§ Görevin kapsamı: Ecevit hakkındaki metinde anılan, Taha Kıvanç imzalı "Ecevit'i sınamışlardı" başlıklı yazı hangi tarihi taşıyor?

§ Seçilen metin:
§ §

12 Ağustos 2008 Salı

Bir değil, bir den fazla sınanmış...

Bu gün Hürriyet'te ABD benden niye vazgeçti başlıklı ilginç bir haber gördüm. Haberde, Bülent Ecevit'in şahsi arşivinden hareketle ABD’nin kendisinden neden vazgeçtiği meselesine dair verilen örnek hafızamda şimşekler çaktı.

CIA, FBI ve Alman yetkililerin de katıldığı İngiltere Stanford’da gerçekleşen bir toplantıda konu Demokrasi ve genç bir Amerikalı’nın raporu görüşülüyor : "’Bir başka ülkede yine bir komünist lider var, onu da değiştireceğiz. Yerine çok dürüst ve temiz bir sosyal demokrat lider var, onu getireceğiz. Ne dersiniz’ dediler. Ben, ’Biz ancak kendi oylarımızla seçilmiş liderlere evet deriz’ karşılığını verdim. O zamana kadar Alexander Haig (NATO Başkomutanı) bana büyük ilgi gösteriyordu. Baktılar ki benim böyle yönlendirmelere kesinlikle itibar etmeyeceğim çok açık, benimle bütün ilişkilerini kestiler."

İktidara getirilecek sosyal demokrat lider senaryosu ve Alexander Haig ismi bana bir yerlerden aşina geliyordu, işte tam da bu noktada hafızamda şimşekler çaktı ve beni 20 Haziran 2007 tarihli, Ecevit'i sınamışlardı başlıklı Taha Kıvanç imzalı yazıya götürdü :

"Bildiğim en ünlü 'sınama' olayı Bülent Ecevit'in başından geçti. CIA'deki kişisel dosyası herhalde roman kalınlığındadır Ecevit'in, buna rağmen sınanmasını olağanüstü ilginç bulurum. Rahmetlinin kendisi de başından geçeni ilginç bulmuştu zaten…

Yıl 1983… 12 Eylül askerî darbesi Ecevit'i de siyasetten etmişti. 1983, kısmen demokrasi kanallarının açıldığı yıldır. Birçok uluslararası kuruluş Ecevit'i dâvet etmiş, askerler de pasaport almasına izin vermişlerdir. İngiltere'de bir televizyon programına katılır…

En iyisi Bülent Ecevit'in kendi anlatımına başvurmak:

...

§ §

[Toplanan veriler]
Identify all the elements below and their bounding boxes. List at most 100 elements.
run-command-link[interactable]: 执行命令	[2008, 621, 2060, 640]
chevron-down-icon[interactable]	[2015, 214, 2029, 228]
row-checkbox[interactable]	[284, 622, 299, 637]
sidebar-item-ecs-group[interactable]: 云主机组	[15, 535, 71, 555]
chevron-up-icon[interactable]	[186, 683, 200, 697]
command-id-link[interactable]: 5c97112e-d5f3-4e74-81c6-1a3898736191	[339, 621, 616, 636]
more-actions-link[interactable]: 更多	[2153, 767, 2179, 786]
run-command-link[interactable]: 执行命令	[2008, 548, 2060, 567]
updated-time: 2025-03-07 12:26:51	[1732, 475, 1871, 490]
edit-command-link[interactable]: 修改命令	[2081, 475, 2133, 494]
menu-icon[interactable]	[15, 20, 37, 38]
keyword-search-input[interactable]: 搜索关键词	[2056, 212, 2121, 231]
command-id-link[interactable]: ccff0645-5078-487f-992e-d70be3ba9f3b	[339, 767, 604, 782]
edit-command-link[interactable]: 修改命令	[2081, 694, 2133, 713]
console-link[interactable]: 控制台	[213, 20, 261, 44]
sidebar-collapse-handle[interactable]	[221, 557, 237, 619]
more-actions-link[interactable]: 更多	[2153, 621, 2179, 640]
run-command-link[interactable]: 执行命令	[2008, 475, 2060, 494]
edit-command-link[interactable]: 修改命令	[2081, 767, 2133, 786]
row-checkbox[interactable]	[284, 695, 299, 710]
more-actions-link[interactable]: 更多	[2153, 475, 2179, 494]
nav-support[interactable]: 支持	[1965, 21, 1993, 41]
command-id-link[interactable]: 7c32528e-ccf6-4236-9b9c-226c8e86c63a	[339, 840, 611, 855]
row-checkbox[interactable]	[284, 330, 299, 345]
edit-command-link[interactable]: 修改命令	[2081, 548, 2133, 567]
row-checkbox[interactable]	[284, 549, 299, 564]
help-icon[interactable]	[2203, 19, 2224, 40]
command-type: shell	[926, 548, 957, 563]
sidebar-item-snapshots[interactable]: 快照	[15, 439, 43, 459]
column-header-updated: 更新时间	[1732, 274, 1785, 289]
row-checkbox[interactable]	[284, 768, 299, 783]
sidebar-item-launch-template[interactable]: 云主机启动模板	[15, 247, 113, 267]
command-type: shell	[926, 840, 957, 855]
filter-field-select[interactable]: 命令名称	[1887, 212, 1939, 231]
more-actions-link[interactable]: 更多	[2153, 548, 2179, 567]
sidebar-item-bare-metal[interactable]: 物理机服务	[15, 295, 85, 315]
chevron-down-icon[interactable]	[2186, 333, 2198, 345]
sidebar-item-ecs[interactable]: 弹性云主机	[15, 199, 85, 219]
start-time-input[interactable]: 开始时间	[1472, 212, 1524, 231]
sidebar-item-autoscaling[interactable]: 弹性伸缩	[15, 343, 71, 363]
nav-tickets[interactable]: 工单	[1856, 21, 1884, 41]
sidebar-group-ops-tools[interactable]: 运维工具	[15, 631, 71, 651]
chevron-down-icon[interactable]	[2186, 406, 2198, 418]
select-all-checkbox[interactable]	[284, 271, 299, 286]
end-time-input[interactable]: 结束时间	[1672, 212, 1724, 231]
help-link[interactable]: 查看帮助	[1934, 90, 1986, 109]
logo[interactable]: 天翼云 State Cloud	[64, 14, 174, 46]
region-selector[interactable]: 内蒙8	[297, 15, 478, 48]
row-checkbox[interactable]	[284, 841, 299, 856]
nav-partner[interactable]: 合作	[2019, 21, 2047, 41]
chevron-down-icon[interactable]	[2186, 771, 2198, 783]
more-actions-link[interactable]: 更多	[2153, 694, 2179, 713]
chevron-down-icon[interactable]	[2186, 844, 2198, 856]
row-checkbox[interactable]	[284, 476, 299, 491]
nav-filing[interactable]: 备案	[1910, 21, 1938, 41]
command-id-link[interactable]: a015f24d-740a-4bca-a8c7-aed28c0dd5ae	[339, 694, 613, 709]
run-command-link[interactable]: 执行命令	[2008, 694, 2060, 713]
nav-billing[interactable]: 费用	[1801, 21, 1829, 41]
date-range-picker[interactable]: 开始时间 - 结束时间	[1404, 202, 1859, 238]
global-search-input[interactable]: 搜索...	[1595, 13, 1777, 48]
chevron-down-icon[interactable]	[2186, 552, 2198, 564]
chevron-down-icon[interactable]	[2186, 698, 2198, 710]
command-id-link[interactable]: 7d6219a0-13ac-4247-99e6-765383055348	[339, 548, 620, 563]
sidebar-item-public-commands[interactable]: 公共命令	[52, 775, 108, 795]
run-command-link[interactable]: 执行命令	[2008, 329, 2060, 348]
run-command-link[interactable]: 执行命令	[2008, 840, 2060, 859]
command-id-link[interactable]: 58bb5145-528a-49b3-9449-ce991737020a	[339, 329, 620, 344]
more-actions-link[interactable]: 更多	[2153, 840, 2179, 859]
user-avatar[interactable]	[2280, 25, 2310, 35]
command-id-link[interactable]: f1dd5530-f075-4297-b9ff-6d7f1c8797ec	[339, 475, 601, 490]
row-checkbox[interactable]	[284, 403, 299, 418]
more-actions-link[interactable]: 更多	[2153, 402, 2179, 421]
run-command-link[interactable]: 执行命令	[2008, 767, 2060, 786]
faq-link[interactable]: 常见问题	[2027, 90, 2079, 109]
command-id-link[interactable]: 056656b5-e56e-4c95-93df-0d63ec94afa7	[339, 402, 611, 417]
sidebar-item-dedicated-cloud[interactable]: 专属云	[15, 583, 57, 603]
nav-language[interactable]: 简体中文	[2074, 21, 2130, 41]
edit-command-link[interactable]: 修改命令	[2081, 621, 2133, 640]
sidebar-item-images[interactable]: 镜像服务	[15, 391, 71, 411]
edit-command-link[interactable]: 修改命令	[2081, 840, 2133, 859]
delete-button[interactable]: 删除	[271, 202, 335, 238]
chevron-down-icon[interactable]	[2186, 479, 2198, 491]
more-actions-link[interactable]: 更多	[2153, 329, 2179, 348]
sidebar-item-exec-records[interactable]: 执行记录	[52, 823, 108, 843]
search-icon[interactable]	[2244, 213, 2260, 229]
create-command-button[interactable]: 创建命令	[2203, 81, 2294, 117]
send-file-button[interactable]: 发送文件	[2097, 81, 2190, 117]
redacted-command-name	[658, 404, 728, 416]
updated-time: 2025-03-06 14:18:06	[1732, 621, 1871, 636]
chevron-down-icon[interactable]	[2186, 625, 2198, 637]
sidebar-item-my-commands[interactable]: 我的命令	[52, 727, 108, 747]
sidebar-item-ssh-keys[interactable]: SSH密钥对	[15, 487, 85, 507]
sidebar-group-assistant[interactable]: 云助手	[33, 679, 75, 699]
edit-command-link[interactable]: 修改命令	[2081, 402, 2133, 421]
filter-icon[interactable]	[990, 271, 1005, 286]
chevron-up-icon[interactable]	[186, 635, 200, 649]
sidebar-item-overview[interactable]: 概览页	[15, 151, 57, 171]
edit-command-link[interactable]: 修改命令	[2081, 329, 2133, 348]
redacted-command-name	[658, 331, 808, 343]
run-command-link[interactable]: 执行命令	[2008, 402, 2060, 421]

§ §

§ Görevin yanıtı: 20 Haziran 2007